[Stored items]
+--
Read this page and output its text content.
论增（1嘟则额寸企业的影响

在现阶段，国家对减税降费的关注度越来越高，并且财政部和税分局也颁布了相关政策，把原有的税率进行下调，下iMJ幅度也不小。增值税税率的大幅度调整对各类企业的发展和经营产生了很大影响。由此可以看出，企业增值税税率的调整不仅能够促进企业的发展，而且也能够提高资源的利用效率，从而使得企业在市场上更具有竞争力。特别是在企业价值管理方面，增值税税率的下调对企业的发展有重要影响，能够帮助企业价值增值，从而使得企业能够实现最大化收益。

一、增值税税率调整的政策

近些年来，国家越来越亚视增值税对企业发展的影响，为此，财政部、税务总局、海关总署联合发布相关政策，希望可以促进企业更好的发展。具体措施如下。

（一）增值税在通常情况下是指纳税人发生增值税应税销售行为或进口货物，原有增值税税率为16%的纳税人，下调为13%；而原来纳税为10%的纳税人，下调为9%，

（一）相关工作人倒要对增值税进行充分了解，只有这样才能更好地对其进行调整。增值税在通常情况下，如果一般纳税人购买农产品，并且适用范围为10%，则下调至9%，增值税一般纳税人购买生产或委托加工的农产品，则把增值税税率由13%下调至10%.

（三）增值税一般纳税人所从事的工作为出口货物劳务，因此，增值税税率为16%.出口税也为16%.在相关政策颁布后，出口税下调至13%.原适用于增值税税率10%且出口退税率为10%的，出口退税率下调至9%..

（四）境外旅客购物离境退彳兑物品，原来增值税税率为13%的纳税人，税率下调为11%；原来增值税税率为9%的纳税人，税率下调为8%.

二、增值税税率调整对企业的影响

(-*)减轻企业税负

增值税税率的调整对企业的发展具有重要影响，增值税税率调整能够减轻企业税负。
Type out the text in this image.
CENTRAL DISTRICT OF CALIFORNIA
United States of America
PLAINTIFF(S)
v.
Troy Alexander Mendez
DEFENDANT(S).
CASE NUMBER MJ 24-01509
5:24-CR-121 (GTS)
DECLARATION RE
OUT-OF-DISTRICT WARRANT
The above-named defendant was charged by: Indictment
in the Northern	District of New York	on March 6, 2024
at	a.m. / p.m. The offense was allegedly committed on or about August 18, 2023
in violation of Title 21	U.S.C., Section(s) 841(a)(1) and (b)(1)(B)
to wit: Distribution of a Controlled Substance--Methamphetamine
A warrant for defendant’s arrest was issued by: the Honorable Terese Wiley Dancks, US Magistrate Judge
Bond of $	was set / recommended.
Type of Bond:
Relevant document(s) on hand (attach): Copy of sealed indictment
+--
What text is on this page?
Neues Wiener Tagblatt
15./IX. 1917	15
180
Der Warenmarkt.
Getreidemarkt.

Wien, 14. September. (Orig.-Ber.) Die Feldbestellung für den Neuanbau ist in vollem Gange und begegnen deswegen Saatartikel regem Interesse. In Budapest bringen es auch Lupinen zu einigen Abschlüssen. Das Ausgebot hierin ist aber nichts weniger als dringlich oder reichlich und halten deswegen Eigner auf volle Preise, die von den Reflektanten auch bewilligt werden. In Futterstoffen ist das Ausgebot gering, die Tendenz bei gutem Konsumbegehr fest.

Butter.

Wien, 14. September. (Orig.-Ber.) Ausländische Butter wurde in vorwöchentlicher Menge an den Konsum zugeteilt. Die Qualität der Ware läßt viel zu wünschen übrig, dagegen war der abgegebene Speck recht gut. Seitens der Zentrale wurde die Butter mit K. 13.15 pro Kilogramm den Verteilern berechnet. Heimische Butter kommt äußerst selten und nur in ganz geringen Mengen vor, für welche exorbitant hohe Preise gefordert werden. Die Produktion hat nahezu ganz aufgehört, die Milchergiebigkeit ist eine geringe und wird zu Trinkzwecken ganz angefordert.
+--
| Task description |
Scan the lines for the string "的纳税人". Pick out every line that has it.

| Output for this task |
（一）增值税在通常情况下是指纳税人发生增值税应税销售行为或进口货物，原有增值税税率为16%的纳税人，下调为13%；而原来纳税为10%的纳税人，下调为9%，
（四）境外旅客购物离境退彳兑物品，原来增值税税率为13%的纳税人，税率下调为11%；原来增值税税率为9%的纳税人，税率下调为8%.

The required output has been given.